[STATED GOAL]
Locate the lines that hold the string "выполнения". Copy every such line.

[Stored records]
++++
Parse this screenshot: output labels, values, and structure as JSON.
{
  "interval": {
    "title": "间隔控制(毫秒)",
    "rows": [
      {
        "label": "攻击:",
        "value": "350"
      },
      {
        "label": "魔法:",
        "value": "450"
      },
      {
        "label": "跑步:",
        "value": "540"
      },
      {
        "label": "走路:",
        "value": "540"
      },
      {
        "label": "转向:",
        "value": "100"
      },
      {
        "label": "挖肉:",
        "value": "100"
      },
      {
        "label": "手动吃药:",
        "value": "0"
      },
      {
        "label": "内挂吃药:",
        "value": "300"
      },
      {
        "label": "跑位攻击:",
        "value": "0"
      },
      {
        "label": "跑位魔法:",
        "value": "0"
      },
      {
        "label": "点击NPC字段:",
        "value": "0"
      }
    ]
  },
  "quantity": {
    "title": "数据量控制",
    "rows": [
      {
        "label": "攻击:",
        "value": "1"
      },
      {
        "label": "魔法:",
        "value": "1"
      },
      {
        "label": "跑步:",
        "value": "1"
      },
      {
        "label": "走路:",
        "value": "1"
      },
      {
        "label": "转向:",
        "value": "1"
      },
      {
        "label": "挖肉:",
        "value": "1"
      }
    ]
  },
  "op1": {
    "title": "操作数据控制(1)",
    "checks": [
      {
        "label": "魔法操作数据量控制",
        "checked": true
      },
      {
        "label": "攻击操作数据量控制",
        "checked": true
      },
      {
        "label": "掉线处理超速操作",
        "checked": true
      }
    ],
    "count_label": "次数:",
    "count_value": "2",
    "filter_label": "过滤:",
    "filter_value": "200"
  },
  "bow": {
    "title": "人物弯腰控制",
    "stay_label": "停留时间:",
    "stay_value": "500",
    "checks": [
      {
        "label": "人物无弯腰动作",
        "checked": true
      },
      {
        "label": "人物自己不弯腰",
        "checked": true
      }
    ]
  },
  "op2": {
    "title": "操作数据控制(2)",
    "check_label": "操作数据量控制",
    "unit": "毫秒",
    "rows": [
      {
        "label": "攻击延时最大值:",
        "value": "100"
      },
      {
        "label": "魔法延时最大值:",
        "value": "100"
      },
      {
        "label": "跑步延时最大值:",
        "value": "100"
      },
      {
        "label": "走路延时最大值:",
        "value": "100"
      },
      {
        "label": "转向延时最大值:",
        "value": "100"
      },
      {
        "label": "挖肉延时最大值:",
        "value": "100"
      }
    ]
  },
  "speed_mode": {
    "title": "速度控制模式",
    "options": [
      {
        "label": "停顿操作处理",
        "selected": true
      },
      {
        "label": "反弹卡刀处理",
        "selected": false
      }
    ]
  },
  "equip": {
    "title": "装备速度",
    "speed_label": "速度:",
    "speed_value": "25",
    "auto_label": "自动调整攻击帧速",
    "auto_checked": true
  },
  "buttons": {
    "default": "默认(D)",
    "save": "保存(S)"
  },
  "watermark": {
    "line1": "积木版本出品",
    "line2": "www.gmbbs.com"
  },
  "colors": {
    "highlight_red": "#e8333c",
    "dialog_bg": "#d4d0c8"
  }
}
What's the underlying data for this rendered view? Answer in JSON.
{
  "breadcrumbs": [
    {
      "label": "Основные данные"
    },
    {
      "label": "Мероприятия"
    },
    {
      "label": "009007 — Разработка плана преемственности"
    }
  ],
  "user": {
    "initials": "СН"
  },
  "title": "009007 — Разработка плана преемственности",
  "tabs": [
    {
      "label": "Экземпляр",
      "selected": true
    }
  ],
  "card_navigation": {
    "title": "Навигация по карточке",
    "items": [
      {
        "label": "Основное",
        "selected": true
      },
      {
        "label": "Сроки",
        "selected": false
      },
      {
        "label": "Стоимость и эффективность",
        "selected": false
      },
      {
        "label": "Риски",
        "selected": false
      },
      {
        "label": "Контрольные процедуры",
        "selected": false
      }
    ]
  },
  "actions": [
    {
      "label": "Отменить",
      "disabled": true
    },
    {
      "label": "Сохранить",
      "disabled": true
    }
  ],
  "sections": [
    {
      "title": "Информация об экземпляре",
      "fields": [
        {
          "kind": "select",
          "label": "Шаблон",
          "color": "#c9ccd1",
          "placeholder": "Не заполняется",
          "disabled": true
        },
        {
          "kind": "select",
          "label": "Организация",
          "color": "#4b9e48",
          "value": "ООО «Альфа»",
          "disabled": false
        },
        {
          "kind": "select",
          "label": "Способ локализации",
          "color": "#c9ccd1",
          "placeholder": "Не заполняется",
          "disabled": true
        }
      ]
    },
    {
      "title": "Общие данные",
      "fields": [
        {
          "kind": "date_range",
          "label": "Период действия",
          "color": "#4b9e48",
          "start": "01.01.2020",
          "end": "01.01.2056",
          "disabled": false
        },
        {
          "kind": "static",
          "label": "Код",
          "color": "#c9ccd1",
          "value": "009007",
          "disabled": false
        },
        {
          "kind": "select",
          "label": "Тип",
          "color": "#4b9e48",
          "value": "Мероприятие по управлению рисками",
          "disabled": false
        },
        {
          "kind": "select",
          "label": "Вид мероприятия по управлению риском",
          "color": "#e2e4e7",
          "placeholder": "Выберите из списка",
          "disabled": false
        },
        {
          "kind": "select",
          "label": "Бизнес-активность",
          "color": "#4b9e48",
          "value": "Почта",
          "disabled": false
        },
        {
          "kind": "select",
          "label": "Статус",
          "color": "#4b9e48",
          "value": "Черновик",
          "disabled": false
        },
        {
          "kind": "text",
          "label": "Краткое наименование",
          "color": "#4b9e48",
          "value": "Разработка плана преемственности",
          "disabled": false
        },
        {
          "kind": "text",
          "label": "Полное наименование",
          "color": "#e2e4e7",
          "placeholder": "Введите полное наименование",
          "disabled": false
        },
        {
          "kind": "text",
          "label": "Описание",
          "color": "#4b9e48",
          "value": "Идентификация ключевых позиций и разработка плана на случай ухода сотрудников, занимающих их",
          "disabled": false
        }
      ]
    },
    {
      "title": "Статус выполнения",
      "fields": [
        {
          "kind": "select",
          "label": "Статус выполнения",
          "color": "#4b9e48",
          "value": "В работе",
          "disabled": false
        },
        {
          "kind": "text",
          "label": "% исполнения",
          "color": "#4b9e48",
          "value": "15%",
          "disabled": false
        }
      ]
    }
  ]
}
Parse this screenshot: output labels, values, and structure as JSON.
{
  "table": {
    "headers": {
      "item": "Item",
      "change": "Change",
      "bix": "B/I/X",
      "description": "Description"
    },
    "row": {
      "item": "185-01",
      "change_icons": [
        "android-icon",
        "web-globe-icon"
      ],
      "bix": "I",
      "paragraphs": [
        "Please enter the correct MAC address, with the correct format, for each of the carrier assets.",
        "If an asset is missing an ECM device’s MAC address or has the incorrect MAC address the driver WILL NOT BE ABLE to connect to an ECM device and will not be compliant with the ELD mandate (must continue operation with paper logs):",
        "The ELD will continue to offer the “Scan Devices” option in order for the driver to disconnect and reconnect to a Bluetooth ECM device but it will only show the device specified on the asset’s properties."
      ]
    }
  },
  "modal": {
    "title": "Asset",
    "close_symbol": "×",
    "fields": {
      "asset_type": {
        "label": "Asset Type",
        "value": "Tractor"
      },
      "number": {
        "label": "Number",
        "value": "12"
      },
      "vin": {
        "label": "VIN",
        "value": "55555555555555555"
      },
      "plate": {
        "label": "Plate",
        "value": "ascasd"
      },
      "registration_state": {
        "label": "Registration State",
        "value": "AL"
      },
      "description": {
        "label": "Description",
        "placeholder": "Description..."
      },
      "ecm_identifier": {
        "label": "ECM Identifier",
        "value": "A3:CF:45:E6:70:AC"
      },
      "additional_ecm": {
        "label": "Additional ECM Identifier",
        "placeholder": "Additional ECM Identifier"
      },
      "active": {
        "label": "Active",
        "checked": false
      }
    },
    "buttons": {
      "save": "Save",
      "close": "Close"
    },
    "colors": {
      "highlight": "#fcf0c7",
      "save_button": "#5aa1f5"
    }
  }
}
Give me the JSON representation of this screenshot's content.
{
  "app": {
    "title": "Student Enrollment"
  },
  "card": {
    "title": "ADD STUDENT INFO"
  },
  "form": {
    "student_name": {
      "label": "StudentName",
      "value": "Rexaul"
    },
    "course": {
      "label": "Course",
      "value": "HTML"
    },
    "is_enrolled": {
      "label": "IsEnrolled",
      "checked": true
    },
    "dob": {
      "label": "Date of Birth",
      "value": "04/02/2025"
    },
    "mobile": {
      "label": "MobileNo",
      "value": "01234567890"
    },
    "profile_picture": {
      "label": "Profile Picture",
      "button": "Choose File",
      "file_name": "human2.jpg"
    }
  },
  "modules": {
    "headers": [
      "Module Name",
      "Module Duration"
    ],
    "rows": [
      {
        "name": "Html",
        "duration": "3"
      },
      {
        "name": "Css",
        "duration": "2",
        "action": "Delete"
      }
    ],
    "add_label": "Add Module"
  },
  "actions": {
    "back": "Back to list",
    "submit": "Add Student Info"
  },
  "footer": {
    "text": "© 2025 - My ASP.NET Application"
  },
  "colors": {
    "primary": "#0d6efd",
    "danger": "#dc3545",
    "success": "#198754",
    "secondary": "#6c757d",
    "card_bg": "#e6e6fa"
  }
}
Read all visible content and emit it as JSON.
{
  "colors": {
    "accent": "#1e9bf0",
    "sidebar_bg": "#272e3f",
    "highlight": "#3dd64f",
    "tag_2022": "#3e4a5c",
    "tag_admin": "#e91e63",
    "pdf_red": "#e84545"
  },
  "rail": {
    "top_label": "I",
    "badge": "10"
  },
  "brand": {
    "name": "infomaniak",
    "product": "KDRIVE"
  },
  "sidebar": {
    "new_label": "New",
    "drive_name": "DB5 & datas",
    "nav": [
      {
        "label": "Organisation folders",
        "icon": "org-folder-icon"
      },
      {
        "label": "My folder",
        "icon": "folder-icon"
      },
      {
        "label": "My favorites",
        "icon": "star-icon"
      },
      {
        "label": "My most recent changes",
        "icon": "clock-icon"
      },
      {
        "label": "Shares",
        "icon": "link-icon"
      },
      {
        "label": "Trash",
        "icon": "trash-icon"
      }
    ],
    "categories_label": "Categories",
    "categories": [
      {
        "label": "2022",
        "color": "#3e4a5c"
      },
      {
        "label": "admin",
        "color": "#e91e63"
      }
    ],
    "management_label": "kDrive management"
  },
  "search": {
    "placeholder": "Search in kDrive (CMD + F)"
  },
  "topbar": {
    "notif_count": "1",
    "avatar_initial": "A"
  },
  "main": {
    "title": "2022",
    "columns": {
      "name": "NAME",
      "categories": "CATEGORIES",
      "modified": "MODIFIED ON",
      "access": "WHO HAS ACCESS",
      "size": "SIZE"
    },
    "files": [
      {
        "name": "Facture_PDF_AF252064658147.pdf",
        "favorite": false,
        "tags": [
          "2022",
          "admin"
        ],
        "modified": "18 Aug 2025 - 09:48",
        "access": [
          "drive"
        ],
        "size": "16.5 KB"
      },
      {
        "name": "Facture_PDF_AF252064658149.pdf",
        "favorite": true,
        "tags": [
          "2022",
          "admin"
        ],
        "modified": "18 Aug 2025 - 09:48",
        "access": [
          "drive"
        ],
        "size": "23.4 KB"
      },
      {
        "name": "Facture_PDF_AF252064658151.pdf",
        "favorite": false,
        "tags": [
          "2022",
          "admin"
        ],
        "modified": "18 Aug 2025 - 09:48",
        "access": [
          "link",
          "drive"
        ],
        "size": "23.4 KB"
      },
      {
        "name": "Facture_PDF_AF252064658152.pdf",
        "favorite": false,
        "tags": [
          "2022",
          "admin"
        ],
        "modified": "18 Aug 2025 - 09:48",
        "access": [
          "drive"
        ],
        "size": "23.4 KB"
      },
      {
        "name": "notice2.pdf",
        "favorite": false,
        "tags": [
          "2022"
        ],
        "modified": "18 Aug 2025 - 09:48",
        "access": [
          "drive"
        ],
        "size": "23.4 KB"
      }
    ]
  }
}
++++
[TASK ANSWER]
      "title": "Статус выполнения",
          "label": "Статус выполнения",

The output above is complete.